##### PROVIDED DATA

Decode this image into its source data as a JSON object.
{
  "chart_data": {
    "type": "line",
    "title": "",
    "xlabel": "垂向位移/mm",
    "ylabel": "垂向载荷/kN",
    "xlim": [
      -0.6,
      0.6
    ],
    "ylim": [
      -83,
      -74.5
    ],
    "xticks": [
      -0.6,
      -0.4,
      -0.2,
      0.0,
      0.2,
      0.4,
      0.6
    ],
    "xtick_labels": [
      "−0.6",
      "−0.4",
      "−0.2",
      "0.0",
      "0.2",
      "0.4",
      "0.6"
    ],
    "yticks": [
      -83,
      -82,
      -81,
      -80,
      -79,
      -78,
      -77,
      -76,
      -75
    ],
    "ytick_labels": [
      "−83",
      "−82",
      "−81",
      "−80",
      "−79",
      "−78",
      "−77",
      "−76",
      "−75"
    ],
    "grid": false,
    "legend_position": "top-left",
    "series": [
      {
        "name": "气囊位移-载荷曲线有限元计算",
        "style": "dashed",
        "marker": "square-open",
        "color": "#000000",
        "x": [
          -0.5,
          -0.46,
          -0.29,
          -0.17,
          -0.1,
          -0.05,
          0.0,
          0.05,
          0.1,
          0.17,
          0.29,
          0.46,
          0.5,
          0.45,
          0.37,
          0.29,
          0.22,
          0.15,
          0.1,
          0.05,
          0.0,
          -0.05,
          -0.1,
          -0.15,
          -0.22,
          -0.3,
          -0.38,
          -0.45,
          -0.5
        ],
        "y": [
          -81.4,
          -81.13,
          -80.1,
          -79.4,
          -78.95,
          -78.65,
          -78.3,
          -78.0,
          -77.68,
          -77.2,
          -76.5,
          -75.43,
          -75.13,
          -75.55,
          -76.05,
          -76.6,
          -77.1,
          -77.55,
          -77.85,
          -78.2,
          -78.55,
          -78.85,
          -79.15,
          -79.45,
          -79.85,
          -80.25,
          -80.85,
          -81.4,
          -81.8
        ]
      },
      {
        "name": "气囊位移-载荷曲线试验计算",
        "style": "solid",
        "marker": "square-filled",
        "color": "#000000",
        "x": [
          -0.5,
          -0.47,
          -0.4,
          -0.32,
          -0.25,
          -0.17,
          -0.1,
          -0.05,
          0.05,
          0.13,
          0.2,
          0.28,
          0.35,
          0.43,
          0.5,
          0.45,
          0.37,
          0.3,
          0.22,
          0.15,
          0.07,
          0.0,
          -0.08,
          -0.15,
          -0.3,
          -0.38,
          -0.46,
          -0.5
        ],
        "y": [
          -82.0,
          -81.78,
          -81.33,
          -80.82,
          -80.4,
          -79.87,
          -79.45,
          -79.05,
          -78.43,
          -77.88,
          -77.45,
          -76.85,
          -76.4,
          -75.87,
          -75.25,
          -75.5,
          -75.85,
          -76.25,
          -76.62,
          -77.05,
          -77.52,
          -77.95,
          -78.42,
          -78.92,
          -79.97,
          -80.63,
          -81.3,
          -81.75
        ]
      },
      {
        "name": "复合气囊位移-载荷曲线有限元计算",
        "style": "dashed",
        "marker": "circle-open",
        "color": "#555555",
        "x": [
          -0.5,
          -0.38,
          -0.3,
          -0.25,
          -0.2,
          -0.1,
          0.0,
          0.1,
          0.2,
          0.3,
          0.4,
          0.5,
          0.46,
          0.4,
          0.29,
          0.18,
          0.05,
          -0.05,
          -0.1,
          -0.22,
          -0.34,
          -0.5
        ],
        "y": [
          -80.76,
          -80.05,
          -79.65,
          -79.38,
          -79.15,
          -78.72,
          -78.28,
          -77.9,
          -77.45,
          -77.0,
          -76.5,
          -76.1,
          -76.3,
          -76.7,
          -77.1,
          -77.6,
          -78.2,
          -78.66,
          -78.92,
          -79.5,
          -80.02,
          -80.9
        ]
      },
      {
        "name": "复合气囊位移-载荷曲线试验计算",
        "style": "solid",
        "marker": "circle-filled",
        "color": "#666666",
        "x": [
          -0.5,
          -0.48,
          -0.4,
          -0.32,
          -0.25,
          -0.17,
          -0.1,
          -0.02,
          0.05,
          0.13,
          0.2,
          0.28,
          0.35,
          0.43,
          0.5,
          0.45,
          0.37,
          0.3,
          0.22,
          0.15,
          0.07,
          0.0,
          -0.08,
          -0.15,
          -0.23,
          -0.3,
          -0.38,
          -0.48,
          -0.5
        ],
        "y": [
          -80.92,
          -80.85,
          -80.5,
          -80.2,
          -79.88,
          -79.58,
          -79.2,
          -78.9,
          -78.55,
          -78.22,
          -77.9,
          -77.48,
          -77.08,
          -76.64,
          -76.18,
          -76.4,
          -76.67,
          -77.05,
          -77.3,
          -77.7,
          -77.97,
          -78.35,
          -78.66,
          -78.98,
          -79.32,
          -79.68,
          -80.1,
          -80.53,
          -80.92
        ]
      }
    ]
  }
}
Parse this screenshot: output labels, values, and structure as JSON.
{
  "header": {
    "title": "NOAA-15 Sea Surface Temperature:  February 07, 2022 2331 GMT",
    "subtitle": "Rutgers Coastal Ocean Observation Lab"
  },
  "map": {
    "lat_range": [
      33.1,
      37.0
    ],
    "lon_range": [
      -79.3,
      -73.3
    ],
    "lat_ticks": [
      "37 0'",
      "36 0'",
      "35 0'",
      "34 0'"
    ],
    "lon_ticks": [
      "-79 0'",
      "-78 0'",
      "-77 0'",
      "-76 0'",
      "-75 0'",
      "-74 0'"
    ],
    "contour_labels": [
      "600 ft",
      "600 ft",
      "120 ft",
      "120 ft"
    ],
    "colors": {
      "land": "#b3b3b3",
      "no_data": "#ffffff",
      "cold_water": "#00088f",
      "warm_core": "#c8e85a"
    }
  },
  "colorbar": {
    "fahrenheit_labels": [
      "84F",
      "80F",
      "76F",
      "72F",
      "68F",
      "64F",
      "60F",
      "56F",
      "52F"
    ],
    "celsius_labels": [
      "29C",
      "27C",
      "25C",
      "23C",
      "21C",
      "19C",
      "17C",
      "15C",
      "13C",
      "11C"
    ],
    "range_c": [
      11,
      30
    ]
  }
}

##########

* _TASK TO CARRY OUT_:
All of the lines above must be returned exactly.

* _RESPONSE BELOW_:
Decode this image into its source data as a JSON object.
{
  "chart_data": {
    "type": "line",
    "title": "",
    "xlabel": "垂向位移/mm",
    "ylabel": "垂向载荷/kN",
    "xlim": [
      -0.6,
      0.6
    ],
    "ylim": [
      -83,
      -74.5
    ],
    "xticks": [
      -0.6,
      -0.4,
      -0.2,
      0.0,
      0.2,
      0.4,
      0.6
    ],
    "xtick_labels": [
      "−0.6",
      "−0.4",
      "−0.2",
      "0.0",
      "0.2",
      "0.4",
      "0.6"
    ],
    "yticks": [
      -83,
      -82,
      -81,
      -80,
      -79,
      -78,
      -77,
      -76,
      -75
    ],
    "ytick_labels": [
      "−83",
      "−82",
      "−81",
      "−80",
      "−79",
      "−78",
      "−77",
      "−76",
      "−75"
    ],
    "grid": false,
    "legend_position": "top-left",
    "series": [
      {
        "name": "气囊位移-载荷曲线有限元计算",
        "style": "dashed",
        "marker": "square-open",
        "color": "#000000",
        "x": [
          -0.5,
          -0.46,
          -0.29,
          -0.17,
          -0.1,
          -0.05,
          0.0,
          0.05,
          0.1,
          0.17,
          0.29,
          0.46,
          0.5,
          0.45,
          0.37,
          0.29,
          0.22,
          0.15,
          0.1,
          0.05,
          0.0,
          -0.05,
          -0.1,
          -0.15,
          -0.22,
          -0.3,
          -0.38,
          -0.45,
          -0.5
        ],
        "y": [
          -81.4,
          -81.13,
          -80.1,
          -79.4,
          -78.95,
          -78.65,
          -78.3,
          -78.0,
          -77.68,
          -77.2,
          -76.5,
          -75.43,
          -75.13,
          -75.55,
          -76.05,
          -76.6,
          -77.1,
          -77.55,
          -77.85,
          -78.2,
          -78.55,
          -78.85,
          -79.15,
          -79.45,
          -79.85,
          -80.25,
          -80.85,
          -81.4,
          -81.8
        ]
      },
      {
        "name": "气囊位移-载荷曲线试验计算",
        "style": "solid",
        "marker": "square-filled",
        "color": "#000000",
        "x": [
          -0.5,
          -0.47,
          -0.4,
          -0.32,
          -0.25,
          -0.17,
          -0.1,
          -0.05,
          0.05,
          0.13,
          0.2,
          0.28,
          0.35,
          0.43,
          0.5,
          0.45,
          0.37,
          0.3,
          0.22,
          0.15,
          0.07,
          0.0,
          -0.08,
          -0.15,
          -0.3,
          -0.38,
          -0.46,
          -0.5
        ],
        "y": [
          -82.0,
          -81.78,
          -81.33,
          -80.82,
          -80.4,
          -79.87,
          -79.45,
          -79.05,
          -78.43,
          -77.88,
          -77.45,
          -76.85,
          -76.4,
          -75.87,
          -75.25,
          -75.5,
          -75.85,
          -76.25,
          -76.62,
          -77.05,
          -77.52,
          -77.95,
          -78.42,
          -78.92,
          -79.97,
          -80.63,
          -81.3,
          -81.75
        ]
      },
      {
        "name": "复合气囊位移-载荷曲线有限元计算",
        "style": "dashed",
        "marker": "circle-open",
        "color": "#555555",
        "x": [
          -0.5,
          -0.38,
          -0.3,
          -0.25,
          -0.2,
          -0.1,
          0.0,
          0.1,
          0.2,
          0.3,
          0.4,
          0.5,
          0.46,
          0.4,
          0.29,
          0.18,
          0.05,
          -0.05,
          -0.1,
          -0.22,
          -0.34,
          -0.5
        ],
        "y": [
          -80.76,
          -80.05,
          -79.65,
          -79.38,
          -79.15,
          -78.72,
          -78.28,
          -77.9,
          -77.45,
          -77.0,
          -76.5,
          -76.1,
          -76.3,
          -76.7,
          -77.1,
          -77.6,
          -78.2,
          -78.66,
          -78.92,
          -79.5,
          -80.02,
          -80.9
        ]
      },
      {
        "name": "复合气囊位移-载荷曲线试验计算",
        "style": "solid",
        "marker": "circle-filled",
        "color": "#666666",
        "x": [
          -0.5,
          -0.48,
          -0.4,
          -0.32,
          -0.25,
          -0.17,
          -0.1,
          -0.02,
          0.05,
          0.13,
          0.2,
          0.28,
          0.35,
          0.43,
          0.5,
          0.45,
          0.37,
          0.3,
          0.22,
          0.15,
          0.07,
          0.0,
          -0.08,
          -0.15,
          -0.23,
          -0.3,
          -0.38,
          -0.48,
          -0.5
        ],
        "y": [
          -80.92,
          -80.85,
          -80.5,
          -80.2,
          -79.88,
          -79.58,
          -79.2,
          -78.9,
          -78.55,
          -78.22,
          -77.9,
          -77.48,
          -77.08,
          -76.64,
          -76.18,
          -76.4,
          -76.67,
          -77.05,
          -77.3,
          -77.7,
          -77.97,
          -78.35,
          -78.66,
          -78.98,
          -79.32,
          -79.68,
          -80.1,
          -80.53,
          -80.92
        ]
      }
    ]
  }
}
Parse this screenshot: output labels, values, and structure as JSON.
{
  "header": {
    "title": "NOAA-15 Sea Surface Temperature:  February 07, 2022 2331 GMT",
    "subtitle": "Rutgers Coastal Ocean Observation Lab"
  },
  "map": {
    "lat_range": [
      33.1,
      37.0
    ],
    "lon_range": [
      -79.3,
      -73.3
    ],
    "lat_ticks": [
      "37 0'",
      "36 0'",
      "35 0'",
      "34 0'"
    ],
    "lon_ticks": [
      "-79 0'",
      "-78 0'",
      "-77 0'",
      "-76 0'",
      "-75 0'",
      "-74 0'"
    ],
    "contour_labels": [
      "600 ft",
      "600 ft",
      "120 ft",
      "120 ft"
    ],
    "colors": {
      "land": "#b3b3b3",
      "no_data": "#ffffff",
      "cold_water": "#00088f",
      "warm_core": "#c8e85a"
    }
  },
  "colorbar": {
    "fahrenheit_labels": [
      "84F",
      "80F",
      "76F",
      "72F",
      "68F",
      "64F",
      "60F",
      "56F",
      "52F"
    ],
    "celsius_labels": [
      "29C",
      "27C",
      "25C",
      "23C",
      "21C",
      "19C",
      "17C",
      "15C",
      "13C",
      "11C"
    ],
    "range_c": [
      11,
      30
    ]
  }
}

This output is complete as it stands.